Stored entries:
== == ==

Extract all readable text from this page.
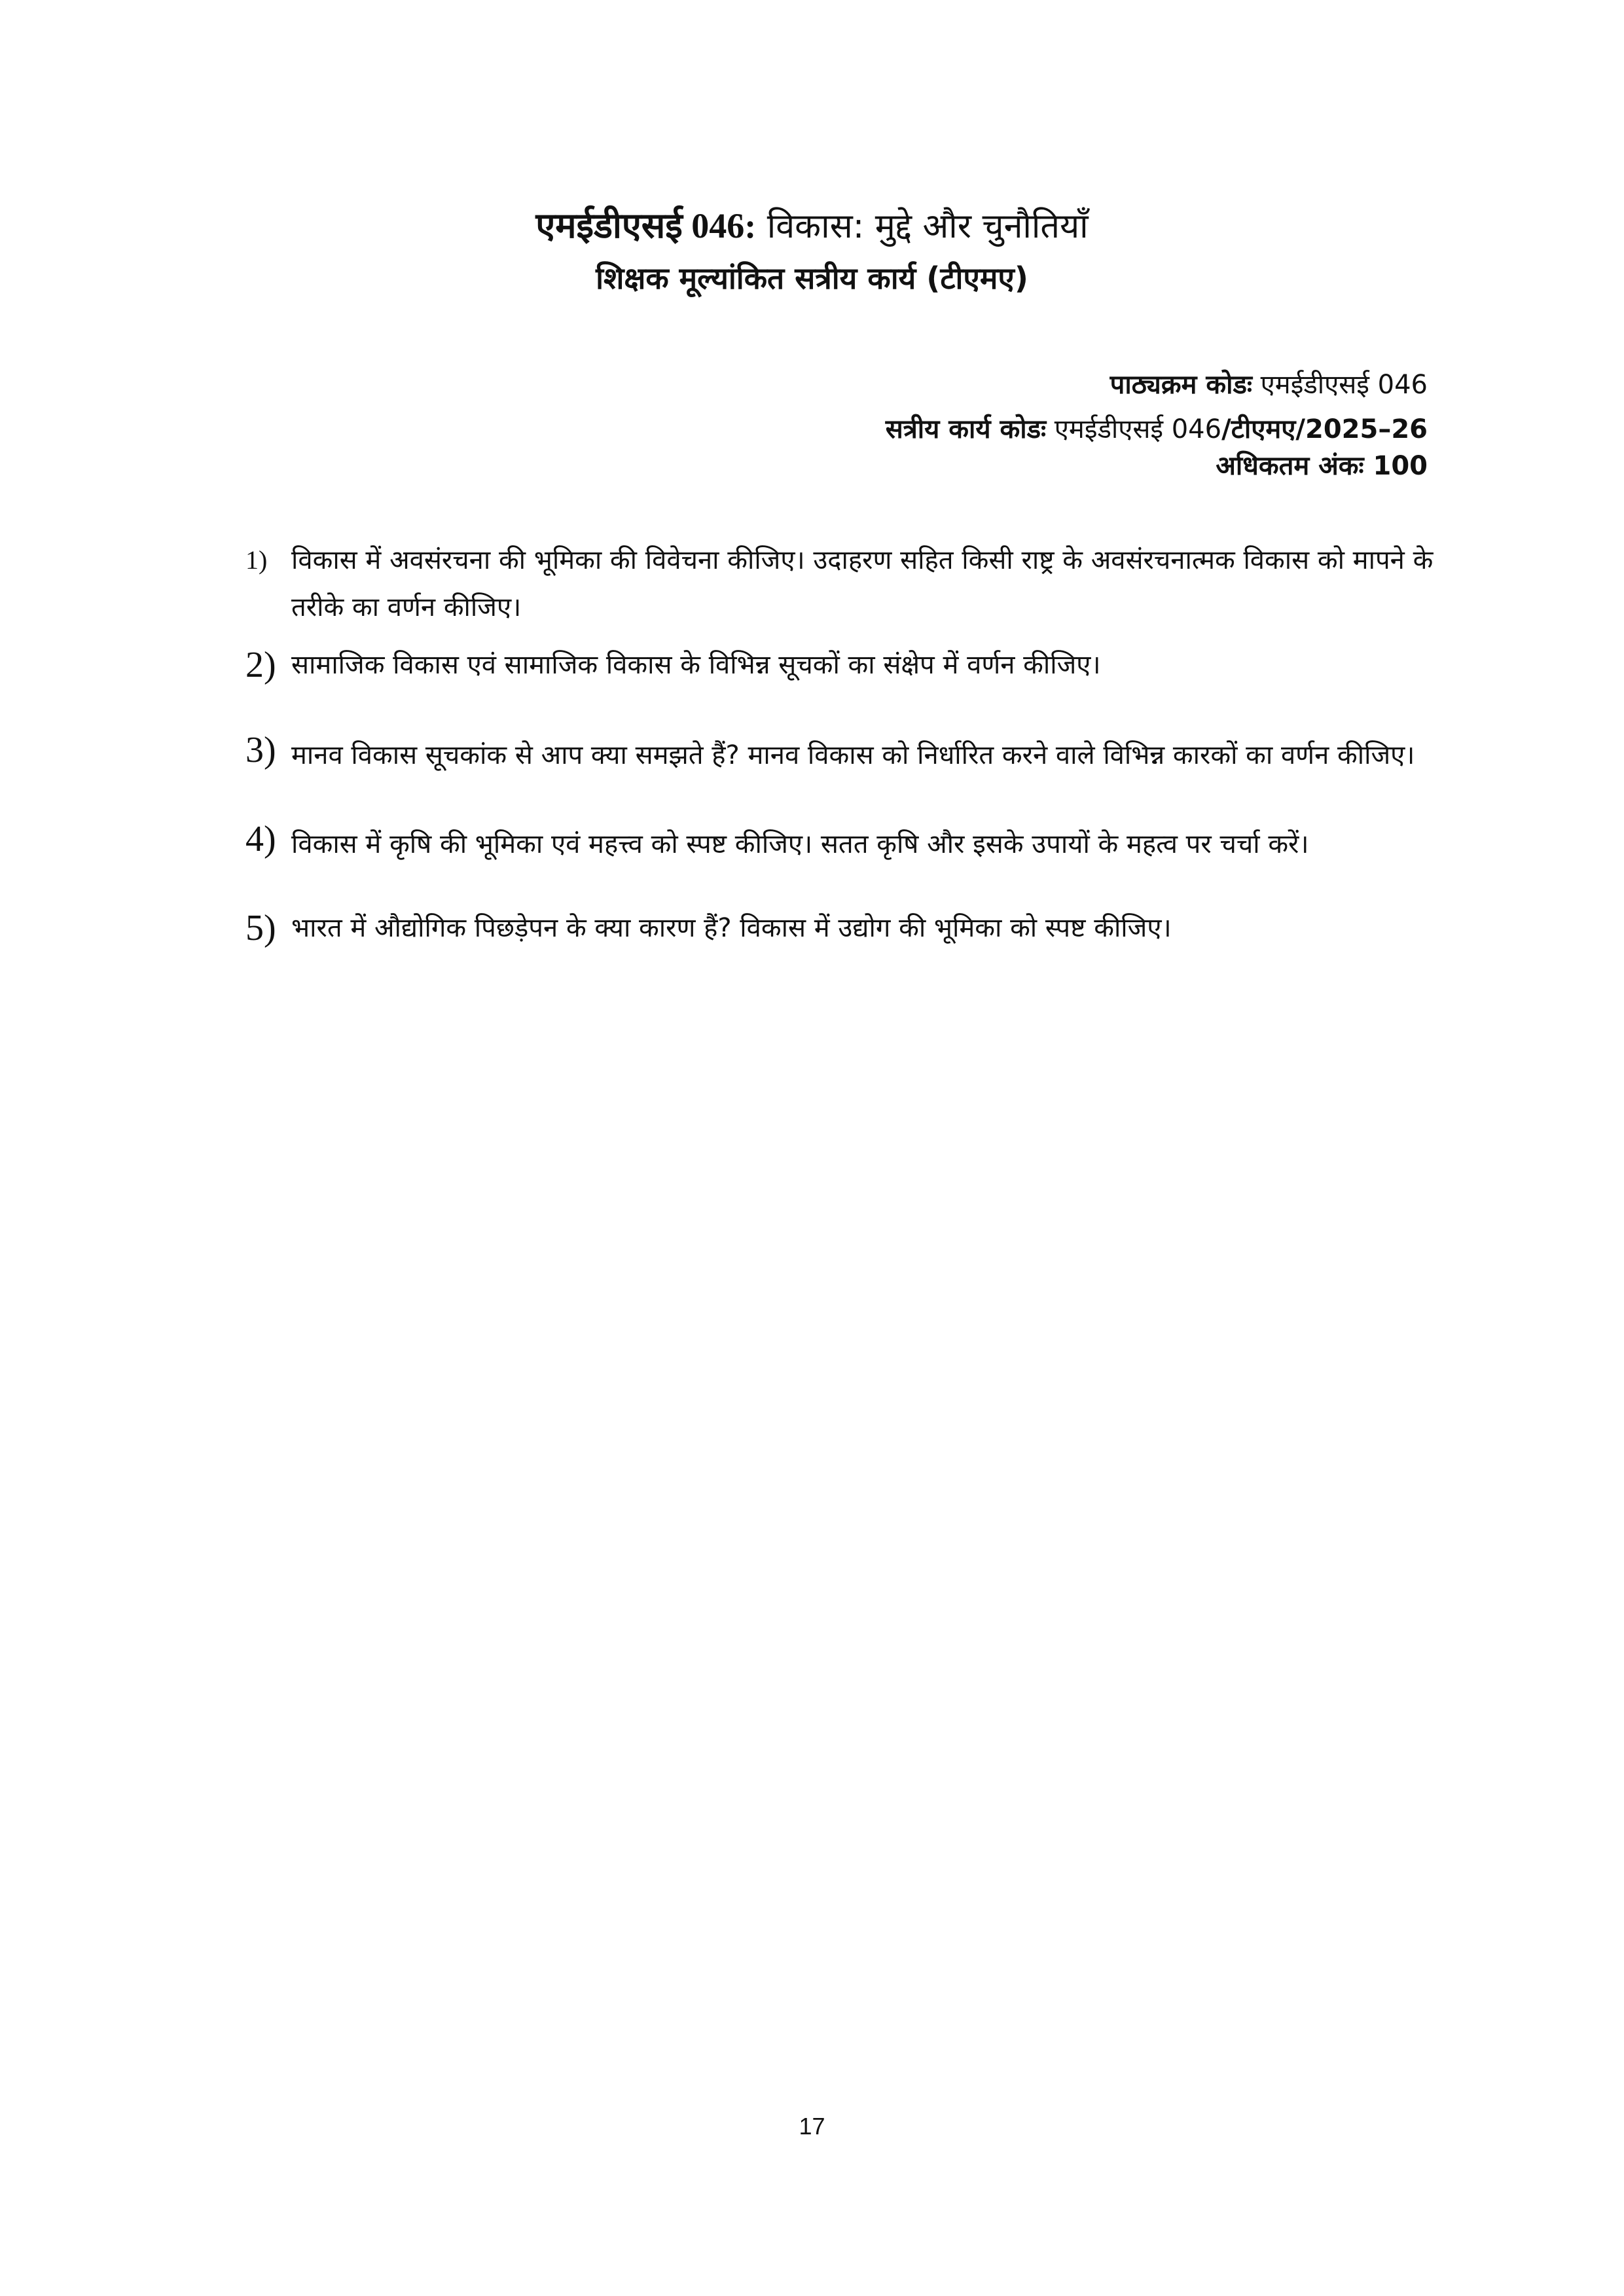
एमईडीएसई 046: विकास: मुद्दे और चुनौतियाँ
शिक्षक मूल्यांकित सत्रीय कार्य (टीएमए)
पाठ्यक्रम कोडः एमईडीएसई 046
सत्रीय कार्य कोडः एमईडीएसई 046/टीएमए/2025–26
अधिकतम अंकः 100
1) विकास में अवसंरचना की भूमिका की विवेचना कीजिए। उदाहरण सहित किसी राष्ट्र के अवसंरचनात्मक विकास को मापने के तरीके का वर्णन कीजिए।
2) सामाजिक विकास एवं सामाजिक विकास के विभिन्न सूचकों का संक्षेप में वर्णन कीजिए।
3) मानव विकास सूचकांक से आप क्या समझते हैं? मानव विकास को निर्धारित करने वाले विभिन्न कारकों का वर्णन कीजिए।
4) विकास में कृषि की भूमिका एवं महत्त्व को स्पष्ट कीजिए। सतत कृषि और इसके उपायों के महत्व पर चर्चा करें।
5) भारत में औद्योगिक पिछड़ेपन के क्या कारण हैं? विकास में उद्योग की भूमिका को स्पष्ट कीजिए।
17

== == ==

*Exercise objective*
Your task is to retype all the entries exactly and leave out any pictures.

*Task answer*
Extract all readable text from this page.
एमईडीएसई 046: विकास: मुद्दे और चुनौतियाँ
शिक्षक मूल्यांकित सत्रीय कार्य (टीएमए)
पाठ्यक्रम कोडः एमईडीएसई 046
सत्रीय कार्य कोडः एमईडीएसई 046/टीएमए/2025–26
अधिकतम अंकः 100
1) विकास में अवसंरचना की भूमिका की विवेचना कीजिए। उदाहरण सहित किसी राष्ट्र के अवसंरचनात्मक विकास को मापने के तरीके का वर्णन कीजिए।
2) सामाजिक विकास एवं सामाजिक विकास के विभिन्न सूचकों का संक्षेप में वर्णन कीजिए।
3) मानव विकास सूचकांक से आप क्या समझते हैं? मानव विकास को निर्धारित करने वाले विभिन्न कारकों का वर्णन कीजिए।
4) विकास में कृषि की भूमिका एवं महत्त्व को स्पष्ट कीजिए। सतत कृषि और इसके उपायों के महत्व पर चर्चा करें।
5) भारत में औद्योगिक पिछड़ेपन के क्या कारण हैं? विकास में उद्योग की भूमिका को स्पष्ट कीजिए।
17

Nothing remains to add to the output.